-- Data to use start --
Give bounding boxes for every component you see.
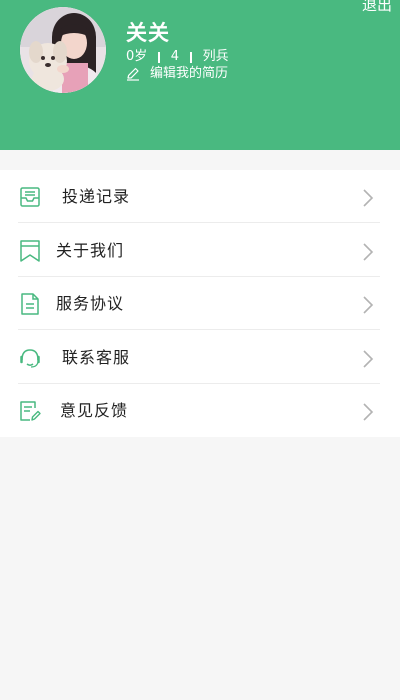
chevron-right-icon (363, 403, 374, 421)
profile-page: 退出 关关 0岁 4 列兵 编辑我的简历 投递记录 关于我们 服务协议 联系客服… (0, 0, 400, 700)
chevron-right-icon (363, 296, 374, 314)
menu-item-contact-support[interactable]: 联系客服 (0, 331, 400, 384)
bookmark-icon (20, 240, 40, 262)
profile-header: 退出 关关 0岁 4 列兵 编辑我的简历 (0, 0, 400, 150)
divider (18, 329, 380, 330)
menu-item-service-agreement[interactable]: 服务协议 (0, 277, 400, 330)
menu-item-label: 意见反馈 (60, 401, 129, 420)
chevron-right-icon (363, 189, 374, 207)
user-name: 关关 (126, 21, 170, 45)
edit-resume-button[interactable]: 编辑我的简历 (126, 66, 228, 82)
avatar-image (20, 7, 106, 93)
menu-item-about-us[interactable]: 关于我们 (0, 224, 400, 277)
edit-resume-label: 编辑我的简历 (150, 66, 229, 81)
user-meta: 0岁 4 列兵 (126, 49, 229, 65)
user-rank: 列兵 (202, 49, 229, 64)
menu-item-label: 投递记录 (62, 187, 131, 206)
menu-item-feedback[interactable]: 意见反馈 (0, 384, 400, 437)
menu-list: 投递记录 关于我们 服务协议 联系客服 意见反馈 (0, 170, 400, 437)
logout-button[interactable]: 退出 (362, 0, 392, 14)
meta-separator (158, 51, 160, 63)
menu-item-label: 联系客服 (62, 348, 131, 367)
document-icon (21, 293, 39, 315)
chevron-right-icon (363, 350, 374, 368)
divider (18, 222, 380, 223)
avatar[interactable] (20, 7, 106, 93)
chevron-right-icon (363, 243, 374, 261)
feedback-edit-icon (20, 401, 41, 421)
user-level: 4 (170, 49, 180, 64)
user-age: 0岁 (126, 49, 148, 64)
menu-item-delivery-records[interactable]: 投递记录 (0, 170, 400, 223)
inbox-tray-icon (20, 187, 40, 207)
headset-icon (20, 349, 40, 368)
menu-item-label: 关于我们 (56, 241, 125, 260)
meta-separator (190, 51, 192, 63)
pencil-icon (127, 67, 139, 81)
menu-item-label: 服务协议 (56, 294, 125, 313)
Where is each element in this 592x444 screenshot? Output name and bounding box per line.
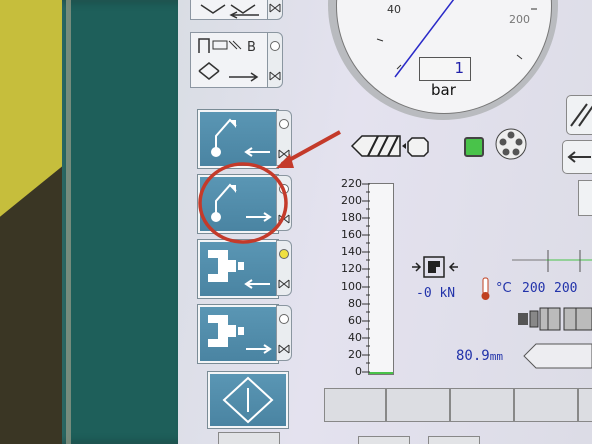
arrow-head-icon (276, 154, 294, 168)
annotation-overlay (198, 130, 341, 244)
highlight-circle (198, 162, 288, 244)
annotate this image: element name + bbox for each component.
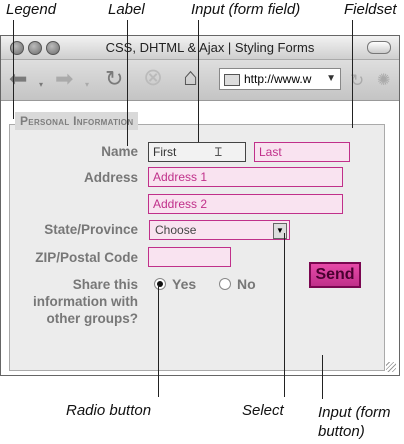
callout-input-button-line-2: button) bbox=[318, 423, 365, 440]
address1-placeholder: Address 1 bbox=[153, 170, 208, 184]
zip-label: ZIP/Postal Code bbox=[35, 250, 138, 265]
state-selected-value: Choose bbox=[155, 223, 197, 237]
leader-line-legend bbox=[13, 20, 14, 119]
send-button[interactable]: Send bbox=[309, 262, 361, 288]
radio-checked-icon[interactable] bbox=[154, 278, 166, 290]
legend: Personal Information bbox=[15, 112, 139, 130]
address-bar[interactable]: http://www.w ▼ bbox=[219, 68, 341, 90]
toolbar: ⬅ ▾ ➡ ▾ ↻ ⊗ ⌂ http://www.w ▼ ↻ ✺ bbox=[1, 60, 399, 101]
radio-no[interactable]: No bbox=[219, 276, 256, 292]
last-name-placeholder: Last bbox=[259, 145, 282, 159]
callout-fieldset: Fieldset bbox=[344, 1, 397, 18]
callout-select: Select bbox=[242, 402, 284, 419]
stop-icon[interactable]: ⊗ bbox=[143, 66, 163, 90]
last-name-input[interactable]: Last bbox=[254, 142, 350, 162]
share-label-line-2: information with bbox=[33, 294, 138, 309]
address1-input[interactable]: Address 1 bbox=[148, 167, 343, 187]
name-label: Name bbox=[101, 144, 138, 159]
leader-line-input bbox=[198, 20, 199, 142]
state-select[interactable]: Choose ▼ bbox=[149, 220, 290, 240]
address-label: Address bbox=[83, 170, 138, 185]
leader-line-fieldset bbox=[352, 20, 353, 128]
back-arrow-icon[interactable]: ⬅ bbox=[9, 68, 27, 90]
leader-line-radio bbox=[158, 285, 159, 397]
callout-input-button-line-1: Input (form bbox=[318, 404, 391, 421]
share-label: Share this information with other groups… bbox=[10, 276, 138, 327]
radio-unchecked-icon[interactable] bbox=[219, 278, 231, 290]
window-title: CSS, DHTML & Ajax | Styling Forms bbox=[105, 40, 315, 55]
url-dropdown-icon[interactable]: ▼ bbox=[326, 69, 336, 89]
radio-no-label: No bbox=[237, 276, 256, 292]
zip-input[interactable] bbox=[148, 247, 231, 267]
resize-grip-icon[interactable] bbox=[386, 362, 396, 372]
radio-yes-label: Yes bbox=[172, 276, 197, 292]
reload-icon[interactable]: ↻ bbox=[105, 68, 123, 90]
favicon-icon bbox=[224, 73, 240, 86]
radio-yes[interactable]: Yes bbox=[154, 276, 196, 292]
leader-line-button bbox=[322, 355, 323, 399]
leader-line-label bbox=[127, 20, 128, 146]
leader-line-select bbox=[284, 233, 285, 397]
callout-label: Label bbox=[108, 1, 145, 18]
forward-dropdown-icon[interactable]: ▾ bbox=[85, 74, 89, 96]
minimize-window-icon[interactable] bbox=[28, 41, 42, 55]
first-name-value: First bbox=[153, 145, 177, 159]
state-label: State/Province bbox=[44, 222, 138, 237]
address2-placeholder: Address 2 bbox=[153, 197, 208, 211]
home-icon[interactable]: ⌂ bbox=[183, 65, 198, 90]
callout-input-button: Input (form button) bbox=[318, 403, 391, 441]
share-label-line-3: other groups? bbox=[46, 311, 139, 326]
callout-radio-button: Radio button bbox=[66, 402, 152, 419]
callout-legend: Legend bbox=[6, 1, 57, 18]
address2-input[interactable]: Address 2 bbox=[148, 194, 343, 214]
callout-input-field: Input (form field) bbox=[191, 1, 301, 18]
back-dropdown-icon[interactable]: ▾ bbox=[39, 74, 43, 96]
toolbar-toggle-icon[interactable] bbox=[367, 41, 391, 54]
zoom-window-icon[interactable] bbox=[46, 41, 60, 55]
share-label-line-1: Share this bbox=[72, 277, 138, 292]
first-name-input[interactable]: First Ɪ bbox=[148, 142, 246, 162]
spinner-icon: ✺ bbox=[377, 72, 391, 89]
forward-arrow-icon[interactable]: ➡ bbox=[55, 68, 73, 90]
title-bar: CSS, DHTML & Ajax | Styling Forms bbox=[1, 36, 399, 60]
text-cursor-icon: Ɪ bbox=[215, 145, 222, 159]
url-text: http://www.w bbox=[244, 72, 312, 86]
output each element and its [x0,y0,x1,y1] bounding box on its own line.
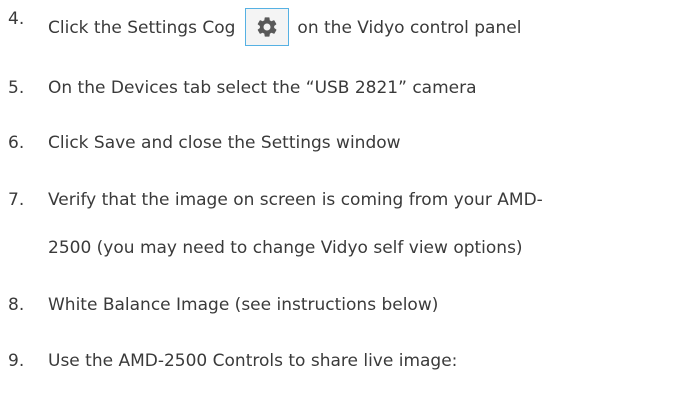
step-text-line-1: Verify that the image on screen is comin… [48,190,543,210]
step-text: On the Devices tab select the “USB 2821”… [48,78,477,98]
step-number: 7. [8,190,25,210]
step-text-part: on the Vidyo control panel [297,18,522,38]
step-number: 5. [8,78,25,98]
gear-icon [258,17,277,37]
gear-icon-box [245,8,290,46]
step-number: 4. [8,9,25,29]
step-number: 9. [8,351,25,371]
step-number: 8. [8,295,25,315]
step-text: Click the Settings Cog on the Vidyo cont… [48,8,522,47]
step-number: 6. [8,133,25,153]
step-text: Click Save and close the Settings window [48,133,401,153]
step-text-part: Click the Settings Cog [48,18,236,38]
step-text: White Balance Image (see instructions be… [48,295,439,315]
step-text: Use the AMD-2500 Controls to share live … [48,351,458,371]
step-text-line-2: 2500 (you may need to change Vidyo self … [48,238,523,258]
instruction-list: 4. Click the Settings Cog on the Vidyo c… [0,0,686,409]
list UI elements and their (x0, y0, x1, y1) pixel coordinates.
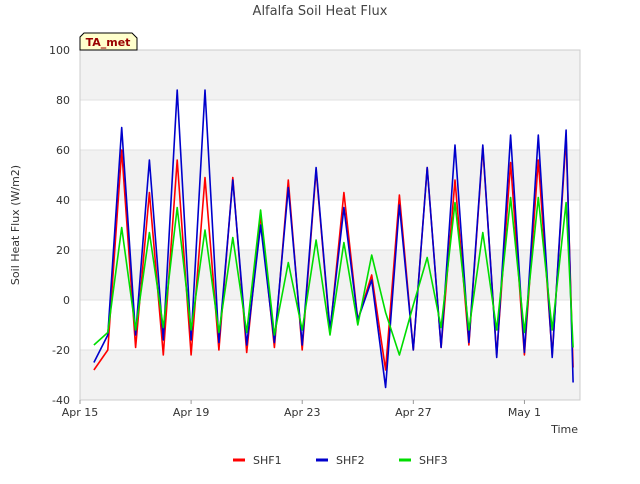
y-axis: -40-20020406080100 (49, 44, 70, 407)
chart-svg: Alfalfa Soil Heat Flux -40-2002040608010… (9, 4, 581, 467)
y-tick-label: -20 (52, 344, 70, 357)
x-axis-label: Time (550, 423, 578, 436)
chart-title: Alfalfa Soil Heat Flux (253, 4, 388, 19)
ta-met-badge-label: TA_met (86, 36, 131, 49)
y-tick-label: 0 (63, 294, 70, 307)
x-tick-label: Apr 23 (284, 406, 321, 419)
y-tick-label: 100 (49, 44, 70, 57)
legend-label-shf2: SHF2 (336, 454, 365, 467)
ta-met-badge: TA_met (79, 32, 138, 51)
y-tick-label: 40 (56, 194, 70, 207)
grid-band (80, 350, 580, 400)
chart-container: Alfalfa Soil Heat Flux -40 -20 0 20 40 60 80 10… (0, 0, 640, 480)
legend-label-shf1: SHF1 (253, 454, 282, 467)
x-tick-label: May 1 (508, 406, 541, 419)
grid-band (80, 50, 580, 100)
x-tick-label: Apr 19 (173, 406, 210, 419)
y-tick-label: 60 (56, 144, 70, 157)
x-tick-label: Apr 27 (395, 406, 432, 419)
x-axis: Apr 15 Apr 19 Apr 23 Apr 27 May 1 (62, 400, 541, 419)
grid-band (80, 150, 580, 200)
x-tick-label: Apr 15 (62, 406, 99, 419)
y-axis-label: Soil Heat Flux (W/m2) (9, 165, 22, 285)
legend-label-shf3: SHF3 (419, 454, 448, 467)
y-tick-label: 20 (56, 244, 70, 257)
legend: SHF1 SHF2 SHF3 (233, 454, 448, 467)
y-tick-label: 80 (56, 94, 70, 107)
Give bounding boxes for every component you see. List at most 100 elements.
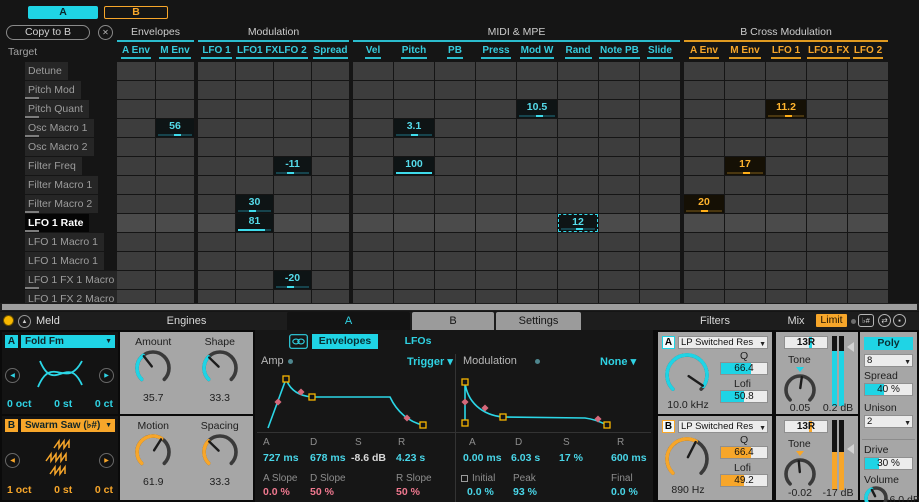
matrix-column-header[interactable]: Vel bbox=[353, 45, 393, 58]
-- Data to use end --
- **Job**:
Please rewrite the listing lines from the one that has "arrow-head-icon (276, 154, 294, 168)" through the one that has "annotate this image: element", replacing "highlight-circle" with "highlight-ring" and leaving everything else unchanged.

- **Solution below**:
arrow-head-icon (276, 154, 294, 168)
annotation-overlay (198, 130, 341, 244)
highlight-ring (198, 162, 288, 244)
annotate this image: element name + bbox for each component.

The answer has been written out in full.